-- begin --
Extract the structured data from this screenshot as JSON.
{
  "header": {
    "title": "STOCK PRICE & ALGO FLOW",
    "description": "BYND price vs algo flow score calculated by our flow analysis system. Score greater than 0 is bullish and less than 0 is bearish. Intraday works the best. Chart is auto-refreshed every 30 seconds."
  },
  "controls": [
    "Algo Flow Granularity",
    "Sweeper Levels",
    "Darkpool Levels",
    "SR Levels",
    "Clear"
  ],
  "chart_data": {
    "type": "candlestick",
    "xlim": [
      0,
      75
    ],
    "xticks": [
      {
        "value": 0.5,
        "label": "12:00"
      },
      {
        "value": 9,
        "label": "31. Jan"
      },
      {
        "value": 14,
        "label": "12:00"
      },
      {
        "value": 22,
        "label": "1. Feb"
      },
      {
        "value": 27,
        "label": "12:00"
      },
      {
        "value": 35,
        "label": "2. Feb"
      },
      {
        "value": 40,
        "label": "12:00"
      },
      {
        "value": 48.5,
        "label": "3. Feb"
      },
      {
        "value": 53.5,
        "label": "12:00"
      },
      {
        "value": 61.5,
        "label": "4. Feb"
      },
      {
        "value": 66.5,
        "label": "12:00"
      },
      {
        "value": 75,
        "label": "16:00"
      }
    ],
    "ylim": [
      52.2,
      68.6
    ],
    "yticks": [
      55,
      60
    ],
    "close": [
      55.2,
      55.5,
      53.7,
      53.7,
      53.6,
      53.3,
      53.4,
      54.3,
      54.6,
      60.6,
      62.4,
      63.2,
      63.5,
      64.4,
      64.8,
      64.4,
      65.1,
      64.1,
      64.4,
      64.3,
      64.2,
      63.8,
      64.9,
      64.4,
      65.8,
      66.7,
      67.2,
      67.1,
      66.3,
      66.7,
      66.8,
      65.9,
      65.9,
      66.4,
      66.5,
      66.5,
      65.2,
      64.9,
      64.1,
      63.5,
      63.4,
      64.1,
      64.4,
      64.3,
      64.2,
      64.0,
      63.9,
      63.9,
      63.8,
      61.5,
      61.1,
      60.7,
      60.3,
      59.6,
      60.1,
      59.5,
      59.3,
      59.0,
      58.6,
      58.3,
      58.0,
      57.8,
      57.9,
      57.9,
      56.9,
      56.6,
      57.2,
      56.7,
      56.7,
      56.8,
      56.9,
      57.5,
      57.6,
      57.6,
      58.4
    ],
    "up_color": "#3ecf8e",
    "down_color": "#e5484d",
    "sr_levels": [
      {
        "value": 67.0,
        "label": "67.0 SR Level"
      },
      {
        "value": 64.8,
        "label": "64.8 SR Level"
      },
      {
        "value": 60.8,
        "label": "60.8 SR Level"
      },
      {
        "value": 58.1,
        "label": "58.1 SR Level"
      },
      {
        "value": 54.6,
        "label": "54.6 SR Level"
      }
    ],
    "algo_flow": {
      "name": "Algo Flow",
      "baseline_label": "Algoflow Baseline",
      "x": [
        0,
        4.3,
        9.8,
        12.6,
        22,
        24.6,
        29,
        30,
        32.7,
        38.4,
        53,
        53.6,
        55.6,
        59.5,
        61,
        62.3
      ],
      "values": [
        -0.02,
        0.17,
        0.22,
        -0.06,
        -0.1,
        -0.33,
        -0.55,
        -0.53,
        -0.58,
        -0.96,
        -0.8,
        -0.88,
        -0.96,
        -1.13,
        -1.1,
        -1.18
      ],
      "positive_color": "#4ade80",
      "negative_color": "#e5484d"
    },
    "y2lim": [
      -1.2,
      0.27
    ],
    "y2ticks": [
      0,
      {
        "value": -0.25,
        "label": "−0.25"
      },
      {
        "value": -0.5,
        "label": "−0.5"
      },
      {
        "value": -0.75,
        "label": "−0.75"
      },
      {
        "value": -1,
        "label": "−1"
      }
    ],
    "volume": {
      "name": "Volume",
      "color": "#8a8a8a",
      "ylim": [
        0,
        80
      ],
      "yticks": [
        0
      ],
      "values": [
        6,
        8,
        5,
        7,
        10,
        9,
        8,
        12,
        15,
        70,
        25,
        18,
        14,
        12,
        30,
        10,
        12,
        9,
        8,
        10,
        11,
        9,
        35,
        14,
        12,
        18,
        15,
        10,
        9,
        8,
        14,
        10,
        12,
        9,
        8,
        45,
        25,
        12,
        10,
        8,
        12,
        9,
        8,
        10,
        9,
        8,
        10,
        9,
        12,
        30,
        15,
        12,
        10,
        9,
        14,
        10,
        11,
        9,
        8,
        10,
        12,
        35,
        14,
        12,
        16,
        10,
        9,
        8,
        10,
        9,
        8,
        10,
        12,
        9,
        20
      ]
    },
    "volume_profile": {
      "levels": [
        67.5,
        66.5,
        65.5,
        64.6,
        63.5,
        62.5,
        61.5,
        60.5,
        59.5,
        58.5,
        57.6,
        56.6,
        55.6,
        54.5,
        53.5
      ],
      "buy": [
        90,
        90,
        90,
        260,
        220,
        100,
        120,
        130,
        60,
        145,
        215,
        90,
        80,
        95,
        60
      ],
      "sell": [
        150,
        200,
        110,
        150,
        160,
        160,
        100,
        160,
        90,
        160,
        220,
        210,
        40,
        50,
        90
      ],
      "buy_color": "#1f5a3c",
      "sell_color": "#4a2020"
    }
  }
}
-- end --
-- begin --
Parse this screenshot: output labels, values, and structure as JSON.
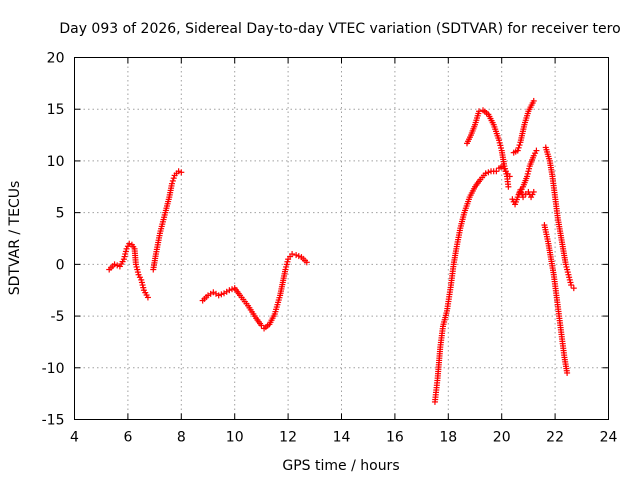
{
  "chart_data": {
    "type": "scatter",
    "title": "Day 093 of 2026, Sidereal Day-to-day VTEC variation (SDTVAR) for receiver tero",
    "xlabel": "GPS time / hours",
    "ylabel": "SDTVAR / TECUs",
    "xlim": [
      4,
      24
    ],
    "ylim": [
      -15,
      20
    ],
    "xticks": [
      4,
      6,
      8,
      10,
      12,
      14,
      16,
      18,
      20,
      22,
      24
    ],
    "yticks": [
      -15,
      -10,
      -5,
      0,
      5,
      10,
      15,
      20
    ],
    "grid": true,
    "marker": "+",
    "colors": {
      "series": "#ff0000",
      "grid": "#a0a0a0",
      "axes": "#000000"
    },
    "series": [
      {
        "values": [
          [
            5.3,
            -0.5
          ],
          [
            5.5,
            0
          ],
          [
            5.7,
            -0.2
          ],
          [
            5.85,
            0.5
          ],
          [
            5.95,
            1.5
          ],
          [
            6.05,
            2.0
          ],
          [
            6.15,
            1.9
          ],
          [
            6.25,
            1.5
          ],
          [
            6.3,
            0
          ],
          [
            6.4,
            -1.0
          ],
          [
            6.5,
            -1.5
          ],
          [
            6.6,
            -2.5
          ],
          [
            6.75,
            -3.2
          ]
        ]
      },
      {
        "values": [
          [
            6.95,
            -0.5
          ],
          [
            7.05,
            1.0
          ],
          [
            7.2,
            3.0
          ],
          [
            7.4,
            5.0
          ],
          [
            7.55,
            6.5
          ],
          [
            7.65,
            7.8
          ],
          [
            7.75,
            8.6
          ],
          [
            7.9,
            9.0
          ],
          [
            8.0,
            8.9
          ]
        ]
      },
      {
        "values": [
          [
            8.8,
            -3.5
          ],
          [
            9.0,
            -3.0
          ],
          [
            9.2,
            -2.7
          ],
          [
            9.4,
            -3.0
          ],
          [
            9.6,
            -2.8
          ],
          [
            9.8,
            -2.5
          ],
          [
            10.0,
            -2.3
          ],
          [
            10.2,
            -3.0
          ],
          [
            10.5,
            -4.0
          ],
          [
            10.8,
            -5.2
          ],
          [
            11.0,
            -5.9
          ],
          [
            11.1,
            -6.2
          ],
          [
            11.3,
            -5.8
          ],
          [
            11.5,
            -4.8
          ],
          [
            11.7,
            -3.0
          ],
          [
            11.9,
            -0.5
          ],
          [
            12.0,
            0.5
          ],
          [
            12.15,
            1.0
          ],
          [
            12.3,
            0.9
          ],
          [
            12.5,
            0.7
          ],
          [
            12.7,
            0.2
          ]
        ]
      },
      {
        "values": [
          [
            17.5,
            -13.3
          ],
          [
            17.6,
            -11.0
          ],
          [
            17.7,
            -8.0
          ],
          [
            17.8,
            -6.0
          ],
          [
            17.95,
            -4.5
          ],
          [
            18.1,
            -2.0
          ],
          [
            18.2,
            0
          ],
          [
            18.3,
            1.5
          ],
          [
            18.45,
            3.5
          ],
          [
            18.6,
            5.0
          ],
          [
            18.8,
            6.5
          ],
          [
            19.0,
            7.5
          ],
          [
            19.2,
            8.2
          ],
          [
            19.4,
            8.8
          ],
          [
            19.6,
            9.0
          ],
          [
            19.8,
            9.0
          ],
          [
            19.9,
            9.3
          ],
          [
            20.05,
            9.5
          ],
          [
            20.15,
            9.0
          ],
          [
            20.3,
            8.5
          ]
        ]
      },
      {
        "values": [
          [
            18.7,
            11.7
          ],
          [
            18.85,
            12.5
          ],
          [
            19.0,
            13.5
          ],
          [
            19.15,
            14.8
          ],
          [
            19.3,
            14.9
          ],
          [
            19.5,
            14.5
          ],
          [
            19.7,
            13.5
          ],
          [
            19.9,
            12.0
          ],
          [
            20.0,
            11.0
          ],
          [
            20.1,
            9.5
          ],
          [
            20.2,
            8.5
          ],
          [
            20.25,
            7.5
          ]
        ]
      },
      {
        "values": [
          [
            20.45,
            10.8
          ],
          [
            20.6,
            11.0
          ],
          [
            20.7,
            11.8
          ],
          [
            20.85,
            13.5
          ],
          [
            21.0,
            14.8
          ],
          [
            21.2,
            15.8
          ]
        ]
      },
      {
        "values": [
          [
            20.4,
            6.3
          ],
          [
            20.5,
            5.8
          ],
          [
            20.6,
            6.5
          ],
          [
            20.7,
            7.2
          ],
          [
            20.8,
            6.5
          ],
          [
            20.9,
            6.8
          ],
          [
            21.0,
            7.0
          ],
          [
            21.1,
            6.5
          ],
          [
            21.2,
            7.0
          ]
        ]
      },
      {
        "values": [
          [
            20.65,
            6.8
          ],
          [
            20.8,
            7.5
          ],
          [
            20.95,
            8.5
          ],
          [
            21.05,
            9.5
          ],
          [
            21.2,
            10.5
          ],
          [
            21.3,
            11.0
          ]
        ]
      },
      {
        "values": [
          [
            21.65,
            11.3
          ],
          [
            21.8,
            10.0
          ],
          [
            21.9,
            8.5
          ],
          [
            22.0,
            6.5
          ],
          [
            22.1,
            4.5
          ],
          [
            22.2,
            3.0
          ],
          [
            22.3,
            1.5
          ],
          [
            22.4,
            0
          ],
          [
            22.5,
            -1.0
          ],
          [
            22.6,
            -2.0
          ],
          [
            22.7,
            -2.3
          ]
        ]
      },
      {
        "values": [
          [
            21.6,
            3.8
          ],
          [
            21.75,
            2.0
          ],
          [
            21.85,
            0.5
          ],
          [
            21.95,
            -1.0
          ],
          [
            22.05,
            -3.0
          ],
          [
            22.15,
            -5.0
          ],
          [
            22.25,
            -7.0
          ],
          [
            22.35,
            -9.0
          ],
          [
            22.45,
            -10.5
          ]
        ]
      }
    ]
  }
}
-- end --
-- begin --
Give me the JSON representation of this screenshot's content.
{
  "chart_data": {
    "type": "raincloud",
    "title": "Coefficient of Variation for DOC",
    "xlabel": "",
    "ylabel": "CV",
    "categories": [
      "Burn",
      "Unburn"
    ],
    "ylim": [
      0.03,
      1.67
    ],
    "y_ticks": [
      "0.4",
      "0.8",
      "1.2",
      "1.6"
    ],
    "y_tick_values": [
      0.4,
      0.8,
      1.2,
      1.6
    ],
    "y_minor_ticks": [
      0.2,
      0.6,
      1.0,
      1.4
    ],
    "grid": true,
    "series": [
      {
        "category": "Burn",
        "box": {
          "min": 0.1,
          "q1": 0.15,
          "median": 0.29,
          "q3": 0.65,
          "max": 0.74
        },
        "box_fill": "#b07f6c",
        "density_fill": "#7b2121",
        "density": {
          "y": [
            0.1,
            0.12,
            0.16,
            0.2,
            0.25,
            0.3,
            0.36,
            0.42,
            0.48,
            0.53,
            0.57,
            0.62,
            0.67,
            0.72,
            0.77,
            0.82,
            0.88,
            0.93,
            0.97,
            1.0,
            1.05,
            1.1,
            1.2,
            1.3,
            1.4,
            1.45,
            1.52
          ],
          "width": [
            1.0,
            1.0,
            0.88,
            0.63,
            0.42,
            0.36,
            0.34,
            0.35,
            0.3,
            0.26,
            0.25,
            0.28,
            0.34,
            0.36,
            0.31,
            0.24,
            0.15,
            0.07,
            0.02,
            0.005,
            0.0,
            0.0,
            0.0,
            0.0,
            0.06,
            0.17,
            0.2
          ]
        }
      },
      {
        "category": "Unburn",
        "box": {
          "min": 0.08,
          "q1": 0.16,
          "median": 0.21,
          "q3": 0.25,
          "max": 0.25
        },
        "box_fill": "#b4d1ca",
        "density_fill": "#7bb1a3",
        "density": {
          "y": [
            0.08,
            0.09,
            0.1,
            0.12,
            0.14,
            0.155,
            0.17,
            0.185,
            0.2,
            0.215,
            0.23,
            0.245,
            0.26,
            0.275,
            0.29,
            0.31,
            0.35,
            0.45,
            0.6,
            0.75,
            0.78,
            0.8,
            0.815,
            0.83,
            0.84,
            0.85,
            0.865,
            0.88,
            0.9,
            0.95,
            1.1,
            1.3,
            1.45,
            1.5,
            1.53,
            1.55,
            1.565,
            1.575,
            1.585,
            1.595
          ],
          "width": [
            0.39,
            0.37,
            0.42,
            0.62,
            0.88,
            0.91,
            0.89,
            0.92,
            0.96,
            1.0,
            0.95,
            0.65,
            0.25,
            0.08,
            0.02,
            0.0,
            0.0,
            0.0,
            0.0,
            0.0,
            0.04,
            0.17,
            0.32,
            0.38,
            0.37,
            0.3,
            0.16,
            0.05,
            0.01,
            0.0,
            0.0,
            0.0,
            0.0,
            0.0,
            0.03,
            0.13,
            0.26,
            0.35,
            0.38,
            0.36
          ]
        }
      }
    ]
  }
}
-- end --
Return every line above that contains the word "JSON".

Extract the structured data from this screenshot as JSON.
Parse this screenshot: output labels, values, and structure as JSON.
Give me the JSON representation of this screenshot's content.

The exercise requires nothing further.